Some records
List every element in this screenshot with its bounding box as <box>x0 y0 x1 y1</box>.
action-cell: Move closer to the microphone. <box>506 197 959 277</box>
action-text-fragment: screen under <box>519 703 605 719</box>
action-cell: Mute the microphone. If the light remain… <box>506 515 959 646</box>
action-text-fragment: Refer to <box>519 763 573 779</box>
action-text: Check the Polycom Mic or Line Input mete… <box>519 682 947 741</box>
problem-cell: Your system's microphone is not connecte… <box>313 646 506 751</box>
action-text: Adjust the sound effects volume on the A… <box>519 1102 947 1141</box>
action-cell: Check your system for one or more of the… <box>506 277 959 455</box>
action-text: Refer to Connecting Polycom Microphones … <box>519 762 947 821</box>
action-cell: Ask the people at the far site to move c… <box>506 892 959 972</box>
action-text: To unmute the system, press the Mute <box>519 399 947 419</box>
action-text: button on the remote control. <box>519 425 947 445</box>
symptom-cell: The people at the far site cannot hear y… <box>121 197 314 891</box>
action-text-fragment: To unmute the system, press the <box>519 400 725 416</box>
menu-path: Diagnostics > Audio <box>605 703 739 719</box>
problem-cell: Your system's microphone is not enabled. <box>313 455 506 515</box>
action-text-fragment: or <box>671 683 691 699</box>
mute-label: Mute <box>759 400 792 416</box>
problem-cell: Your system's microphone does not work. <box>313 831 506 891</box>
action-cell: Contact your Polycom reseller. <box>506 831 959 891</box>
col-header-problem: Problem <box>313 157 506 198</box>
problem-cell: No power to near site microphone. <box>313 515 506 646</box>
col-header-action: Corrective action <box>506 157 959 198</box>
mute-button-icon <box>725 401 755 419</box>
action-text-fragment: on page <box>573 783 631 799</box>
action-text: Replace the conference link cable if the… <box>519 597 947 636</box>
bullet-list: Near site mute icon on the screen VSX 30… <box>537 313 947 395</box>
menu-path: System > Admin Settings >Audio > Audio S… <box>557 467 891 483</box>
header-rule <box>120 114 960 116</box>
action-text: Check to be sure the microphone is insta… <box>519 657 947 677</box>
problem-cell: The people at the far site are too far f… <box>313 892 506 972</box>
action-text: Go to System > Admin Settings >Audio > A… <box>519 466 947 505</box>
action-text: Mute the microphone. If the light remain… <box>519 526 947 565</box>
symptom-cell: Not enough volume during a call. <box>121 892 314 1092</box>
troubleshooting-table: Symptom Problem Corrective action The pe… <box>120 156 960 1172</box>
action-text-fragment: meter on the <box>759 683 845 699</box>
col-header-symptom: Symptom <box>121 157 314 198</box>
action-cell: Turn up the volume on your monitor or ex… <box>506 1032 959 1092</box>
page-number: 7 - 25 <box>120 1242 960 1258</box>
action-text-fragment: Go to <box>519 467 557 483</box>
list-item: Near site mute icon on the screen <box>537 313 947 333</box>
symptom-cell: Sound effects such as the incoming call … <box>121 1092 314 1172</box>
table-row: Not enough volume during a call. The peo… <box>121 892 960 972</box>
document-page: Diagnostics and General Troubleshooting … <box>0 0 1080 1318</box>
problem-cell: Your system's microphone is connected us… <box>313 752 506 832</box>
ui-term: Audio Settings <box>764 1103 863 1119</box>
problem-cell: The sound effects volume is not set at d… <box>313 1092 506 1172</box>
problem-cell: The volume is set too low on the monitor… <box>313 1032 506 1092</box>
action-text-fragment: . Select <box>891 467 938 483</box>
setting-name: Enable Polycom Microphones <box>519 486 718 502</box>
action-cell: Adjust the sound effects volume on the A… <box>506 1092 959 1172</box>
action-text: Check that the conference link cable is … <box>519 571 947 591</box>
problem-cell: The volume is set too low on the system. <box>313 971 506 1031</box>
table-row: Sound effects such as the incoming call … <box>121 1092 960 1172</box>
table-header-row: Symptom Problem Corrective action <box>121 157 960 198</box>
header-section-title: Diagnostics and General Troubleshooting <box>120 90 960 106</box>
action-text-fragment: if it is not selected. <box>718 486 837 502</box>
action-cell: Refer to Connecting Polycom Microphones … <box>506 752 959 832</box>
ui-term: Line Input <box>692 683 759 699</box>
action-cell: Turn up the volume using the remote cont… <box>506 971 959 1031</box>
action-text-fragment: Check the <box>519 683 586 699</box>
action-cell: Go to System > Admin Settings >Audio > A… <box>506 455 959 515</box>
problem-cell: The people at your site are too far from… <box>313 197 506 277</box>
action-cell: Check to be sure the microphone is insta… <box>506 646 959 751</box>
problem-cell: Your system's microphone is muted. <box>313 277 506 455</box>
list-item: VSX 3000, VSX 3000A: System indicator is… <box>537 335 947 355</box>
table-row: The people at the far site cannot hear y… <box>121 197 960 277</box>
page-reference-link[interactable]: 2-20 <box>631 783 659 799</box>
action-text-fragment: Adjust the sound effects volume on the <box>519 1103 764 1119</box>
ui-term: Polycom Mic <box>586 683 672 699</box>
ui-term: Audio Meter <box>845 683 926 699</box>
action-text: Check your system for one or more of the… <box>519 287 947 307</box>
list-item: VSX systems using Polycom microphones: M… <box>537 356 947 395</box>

§ **Required task**
Copy the records from the first line through the line containing "action-text-fragment: on page", swapping "reseller" for "dealer" and leaving everything else as it is.

§ **Exercise output**
List every element in this screenshot with its bounding box as <box>x0 y0 x1 y1</box>.
action-cell: Move closer to the microphone. <box>506 197 959 277</box>
action-text-fragment: screen under <box>519 703 605 719</box>
action-cell: Mute the microphone. If the light remain… <box>506 515 959 646</box>
action-text-fragment: Refer to <box>519 763 573 779</box>
action-text: Check the Polycom Mic or Line Input mete… <box>519 682 947 741</box>
problem-cell: Your system's microphone is not connecte… <box>313 646 506 751</box>
action-text: Adjust the sound effects volume on the A… <box>519 1102 947 1141</box>
action-cell: Check your system for one or more of the… <box>506 277 959 455</box>
action-text: Refer to Connecting Polycom Microphones … <box>519 762 947 821</box>
action-cell: Ask the people at the far site to move c… <box>506 892 959 972</box>
action-text: To unmute the system, press the Mute <box>519 399 947 419</box>
action-text: button on the remote control. <box>519 425 947 445</box>
symptom-cell: The people at the far site cannot hear y… <box>121 197 314 891</box>
action-text-fragment: To unmute the system, press the <box>519 400 725 416</box>
menu-path: Diagnostics > Audio <box>605 703 739 719</box>
problem-cell: Your system's microphone is not enabled. <box>313 455 506 515</box>
action-text-fragment: or <box>671 683 691 699</box>
mute-label: Mute <box>759 400 792 416</box>
problem-cell: Your system's microphone does not work. <box>313 831 506 891</box>
action-cell: Contact your Polycom dealer. <box>506 831 959 891</box>
col-header-problem: Problem <box>313 157 506 198</box>
problem-cell: No power to near site microphone. <box>313 515 506 646</box>
col-header-action: Corrective action <box>506 157 959 198</box>
mute-button-icon <box>725 401 755 419</box>
action-text-fragment: on page <box>573 783 631 799</box>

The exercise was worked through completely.